## Required work
Render each line from the start of the items up to and including the line with "scale-bar-label: 20 nm" as one string in a JSON list, skipping blank lines.

## Start Input material

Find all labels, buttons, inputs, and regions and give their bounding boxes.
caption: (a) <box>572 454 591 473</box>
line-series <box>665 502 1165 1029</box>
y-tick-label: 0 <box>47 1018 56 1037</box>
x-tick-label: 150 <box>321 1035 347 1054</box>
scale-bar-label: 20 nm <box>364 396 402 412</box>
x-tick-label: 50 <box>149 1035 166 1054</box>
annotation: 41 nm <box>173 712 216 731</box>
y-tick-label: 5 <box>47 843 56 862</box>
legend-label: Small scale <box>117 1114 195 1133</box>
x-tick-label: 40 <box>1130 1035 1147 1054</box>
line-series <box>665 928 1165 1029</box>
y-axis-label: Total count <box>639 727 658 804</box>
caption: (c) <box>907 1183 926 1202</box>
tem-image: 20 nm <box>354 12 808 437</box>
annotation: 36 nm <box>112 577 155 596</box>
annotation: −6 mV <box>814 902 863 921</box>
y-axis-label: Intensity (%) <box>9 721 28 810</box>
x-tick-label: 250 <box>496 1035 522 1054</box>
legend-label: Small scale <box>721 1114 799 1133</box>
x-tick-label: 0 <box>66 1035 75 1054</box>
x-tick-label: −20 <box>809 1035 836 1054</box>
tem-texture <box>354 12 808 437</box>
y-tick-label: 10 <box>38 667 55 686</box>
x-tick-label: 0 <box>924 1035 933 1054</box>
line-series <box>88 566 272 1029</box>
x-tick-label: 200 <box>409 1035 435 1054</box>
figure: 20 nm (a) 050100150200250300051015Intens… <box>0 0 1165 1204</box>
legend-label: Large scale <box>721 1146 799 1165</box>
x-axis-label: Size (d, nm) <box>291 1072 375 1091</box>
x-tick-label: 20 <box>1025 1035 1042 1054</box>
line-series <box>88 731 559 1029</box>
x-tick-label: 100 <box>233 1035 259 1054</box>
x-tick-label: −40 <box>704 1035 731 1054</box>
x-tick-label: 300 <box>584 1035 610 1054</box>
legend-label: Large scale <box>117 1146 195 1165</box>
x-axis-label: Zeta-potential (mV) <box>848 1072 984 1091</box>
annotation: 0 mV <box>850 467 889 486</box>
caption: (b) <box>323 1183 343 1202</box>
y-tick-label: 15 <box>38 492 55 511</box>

## End Input material

## Result of this exercise
[
  "Find all labels, buttons, inputs, and regions and give their bounding boxes.",
  "caption: (a) <box>572 454 591 473</box>",
  "line-series <box>665 502 1165 1029</box>",
  "y-tick-label: 0 <box>47 1018 56 1037</box>",
  "x-tick-label: 150 <box>321 1035 347 1054</box>",
  "scale-bar-label: 20 nm <box>364 396 402 412</box>"
]